--- Start of Input material ---

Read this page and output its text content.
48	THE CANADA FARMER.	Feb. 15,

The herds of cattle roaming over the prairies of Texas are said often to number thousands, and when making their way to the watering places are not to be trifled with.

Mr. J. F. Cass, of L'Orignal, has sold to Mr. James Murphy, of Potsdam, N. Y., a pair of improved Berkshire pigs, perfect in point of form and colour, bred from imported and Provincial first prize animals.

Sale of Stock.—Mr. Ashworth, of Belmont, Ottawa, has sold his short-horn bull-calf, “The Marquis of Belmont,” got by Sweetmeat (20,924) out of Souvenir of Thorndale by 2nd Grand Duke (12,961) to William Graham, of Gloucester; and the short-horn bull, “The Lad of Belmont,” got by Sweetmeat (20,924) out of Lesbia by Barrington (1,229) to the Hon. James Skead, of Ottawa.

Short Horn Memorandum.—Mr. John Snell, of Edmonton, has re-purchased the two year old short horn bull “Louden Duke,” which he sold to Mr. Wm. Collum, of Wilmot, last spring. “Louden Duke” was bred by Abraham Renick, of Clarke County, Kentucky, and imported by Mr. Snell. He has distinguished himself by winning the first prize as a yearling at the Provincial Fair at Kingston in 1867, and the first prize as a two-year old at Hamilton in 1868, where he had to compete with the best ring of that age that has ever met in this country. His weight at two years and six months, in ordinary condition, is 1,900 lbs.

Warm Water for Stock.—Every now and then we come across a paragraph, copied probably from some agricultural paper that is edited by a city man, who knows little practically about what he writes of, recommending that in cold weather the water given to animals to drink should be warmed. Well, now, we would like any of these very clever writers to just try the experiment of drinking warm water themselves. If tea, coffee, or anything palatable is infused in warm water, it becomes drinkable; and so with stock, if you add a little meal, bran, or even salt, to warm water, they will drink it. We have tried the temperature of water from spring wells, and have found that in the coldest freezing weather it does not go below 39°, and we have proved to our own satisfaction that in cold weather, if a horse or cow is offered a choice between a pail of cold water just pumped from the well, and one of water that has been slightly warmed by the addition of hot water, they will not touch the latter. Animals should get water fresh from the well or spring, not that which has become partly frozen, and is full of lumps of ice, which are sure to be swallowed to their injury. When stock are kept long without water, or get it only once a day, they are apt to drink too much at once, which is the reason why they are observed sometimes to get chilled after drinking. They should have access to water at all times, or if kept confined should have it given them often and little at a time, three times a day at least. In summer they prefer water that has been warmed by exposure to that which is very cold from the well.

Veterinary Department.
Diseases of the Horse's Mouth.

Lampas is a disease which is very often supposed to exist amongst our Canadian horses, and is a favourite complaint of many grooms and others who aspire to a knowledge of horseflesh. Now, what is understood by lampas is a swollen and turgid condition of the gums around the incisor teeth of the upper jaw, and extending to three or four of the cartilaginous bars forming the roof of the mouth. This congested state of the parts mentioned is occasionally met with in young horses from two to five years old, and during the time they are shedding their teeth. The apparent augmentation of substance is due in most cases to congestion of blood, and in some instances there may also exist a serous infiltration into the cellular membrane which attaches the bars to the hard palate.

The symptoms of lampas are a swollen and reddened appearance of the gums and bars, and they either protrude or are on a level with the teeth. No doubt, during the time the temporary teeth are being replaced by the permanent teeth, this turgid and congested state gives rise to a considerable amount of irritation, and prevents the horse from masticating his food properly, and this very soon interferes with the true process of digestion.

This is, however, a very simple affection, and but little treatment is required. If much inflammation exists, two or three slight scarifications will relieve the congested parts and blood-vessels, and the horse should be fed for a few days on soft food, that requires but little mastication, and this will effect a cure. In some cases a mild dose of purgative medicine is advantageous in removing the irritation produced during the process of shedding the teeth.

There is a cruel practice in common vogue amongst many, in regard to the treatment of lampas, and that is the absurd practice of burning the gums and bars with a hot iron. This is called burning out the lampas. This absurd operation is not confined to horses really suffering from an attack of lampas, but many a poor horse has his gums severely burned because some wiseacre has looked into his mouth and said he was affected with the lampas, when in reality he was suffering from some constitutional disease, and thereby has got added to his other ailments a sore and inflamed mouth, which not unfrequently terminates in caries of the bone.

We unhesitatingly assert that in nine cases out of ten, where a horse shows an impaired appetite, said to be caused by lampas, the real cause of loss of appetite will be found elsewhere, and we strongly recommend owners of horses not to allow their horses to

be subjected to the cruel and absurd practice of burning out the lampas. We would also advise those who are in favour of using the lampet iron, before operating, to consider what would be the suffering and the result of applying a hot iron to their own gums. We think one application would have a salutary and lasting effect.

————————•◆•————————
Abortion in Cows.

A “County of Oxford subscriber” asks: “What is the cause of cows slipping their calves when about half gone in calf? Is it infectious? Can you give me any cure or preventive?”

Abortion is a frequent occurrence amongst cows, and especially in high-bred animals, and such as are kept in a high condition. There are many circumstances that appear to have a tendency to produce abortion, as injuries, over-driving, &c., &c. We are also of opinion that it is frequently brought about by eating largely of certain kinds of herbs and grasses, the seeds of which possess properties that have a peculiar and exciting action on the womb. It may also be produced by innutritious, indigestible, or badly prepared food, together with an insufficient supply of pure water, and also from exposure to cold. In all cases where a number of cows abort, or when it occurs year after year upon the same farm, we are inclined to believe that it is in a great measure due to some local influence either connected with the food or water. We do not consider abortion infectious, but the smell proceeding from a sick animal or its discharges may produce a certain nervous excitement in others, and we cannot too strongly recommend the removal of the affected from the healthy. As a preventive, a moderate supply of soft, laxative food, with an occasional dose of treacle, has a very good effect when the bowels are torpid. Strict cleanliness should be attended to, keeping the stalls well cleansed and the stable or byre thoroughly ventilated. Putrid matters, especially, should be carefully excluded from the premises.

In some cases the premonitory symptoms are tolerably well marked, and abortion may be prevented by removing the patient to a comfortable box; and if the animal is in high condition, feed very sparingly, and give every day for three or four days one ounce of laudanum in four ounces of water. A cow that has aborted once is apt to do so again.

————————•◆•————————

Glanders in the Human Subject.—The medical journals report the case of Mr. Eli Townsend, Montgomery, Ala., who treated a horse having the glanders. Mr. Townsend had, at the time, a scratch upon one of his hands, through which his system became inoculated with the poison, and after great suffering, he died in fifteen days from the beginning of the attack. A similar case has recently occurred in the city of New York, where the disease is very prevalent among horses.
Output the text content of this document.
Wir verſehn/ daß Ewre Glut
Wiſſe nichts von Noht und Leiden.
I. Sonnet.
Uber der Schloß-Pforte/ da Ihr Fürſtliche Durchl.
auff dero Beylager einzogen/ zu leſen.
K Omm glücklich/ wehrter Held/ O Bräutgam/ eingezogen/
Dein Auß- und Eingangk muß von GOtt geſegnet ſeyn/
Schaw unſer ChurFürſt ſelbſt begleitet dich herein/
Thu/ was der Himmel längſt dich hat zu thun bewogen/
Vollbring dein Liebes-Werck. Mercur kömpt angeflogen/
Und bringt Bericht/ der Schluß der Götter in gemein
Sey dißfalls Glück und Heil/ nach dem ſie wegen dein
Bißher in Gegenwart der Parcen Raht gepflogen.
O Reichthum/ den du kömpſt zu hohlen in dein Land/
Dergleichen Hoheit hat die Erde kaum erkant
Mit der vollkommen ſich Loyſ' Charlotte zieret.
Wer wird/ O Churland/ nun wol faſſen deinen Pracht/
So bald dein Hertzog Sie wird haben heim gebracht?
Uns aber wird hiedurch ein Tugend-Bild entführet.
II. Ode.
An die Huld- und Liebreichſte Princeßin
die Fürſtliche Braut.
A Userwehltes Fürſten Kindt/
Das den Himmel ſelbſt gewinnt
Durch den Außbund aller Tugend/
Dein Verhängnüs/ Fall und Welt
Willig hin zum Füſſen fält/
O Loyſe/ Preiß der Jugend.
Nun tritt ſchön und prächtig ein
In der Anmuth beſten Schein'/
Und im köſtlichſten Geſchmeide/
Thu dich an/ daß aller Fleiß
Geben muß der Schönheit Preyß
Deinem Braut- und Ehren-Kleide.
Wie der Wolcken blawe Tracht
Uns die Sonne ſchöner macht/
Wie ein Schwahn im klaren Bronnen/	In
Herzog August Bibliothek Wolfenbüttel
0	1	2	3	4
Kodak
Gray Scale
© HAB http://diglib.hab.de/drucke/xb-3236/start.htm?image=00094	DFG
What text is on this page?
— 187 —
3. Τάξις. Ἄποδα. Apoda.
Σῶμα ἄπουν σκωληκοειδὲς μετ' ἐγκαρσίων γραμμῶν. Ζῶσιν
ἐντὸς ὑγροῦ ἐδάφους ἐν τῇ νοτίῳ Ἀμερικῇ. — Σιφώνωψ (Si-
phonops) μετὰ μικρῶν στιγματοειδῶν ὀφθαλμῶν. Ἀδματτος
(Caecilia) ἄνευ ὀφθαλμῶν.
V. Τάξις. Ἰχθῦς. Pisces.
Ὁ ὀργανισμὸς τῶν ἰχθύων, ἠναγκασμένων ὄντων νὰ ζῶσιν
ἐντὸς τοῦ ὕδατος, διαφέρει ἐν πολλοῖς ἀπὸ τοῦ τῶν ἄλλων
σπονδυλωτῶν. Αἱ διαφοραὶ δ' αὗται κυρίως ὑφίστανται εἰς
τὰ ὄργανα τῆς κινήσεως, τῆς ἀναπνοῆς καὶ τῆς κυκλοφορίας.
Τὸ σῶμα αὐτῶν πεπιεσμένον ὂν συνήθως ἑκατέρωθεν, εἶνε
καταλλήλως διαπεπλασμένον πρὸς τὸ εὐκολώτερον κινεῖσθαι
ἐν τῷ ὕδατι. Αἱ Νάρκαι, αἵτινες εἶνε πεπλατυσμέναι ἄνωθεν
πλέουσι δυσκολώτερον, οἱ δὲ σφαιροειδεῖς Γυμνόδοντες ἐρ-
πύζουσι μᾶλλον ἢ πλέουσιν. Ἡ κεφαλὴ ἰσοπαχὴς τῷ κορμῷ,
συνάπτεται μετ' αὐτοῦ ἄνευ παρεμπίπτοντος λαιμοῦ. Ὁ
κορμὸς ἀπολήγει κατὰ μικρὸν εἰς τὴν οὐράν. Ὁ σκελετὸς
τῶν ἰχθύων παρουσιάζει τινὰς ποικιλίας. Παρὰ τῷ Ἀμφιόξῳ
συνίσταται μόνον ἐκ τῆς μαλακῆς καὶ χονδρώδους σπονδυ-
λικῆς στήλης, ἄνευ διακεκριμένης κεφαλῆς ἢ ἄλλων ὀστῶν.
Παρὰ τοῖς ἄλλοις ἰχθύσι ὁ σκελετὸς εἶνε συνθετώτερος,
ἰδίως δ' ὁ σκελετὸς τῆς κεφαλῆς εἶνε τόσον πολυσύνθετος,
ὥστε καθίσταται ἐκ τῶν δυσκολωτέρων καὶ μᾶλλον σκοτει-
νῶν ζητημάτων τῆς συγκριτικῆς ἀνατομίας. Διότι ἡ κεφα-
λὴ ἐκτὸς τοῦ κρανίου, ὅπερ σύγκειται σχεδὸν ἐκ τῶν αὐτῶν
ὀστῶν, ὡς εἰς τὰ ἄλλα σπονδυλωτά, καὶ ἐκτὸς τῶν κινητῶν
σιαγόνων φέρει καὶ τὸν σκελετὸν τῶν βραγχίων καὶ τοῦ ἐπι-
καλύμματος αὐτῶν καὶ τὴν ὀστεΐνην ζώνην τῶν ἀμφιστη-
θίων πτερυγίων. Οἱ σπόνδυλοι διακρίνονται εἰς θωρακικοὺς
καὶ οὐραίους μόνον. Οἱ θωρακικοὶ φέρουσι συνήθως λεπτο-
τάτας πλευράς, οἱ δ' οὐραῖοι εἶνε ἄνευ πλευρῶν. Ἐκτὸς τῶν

--- End of Input material ---

**Brief**
Search the entries for the word "calf", then gather every line that has it.

**Solved problem**
Sale of Stock.—Mr. Ashworth, of Belmont, Ottawa, has sold his short-horn bull-calf, “The Marquis of Belmont,” got by Sweetmeat (20,924) out of Souvenir of Thorndale by 2nd Grand Duke (12,961) to William Graham, of Gloucester; and the short-horn bull, “The Lad of Belmont,” got by Sweetmeat (20,924) out of Lesbia by Barrington (1,229) to the Hon. James Skead, of Ottawa.
A “County of Oxford subscriber” asks: “What is the cause of cows slipping their calves when about half gone in calf? Is it infectious? Can you give me any cure or preventive?”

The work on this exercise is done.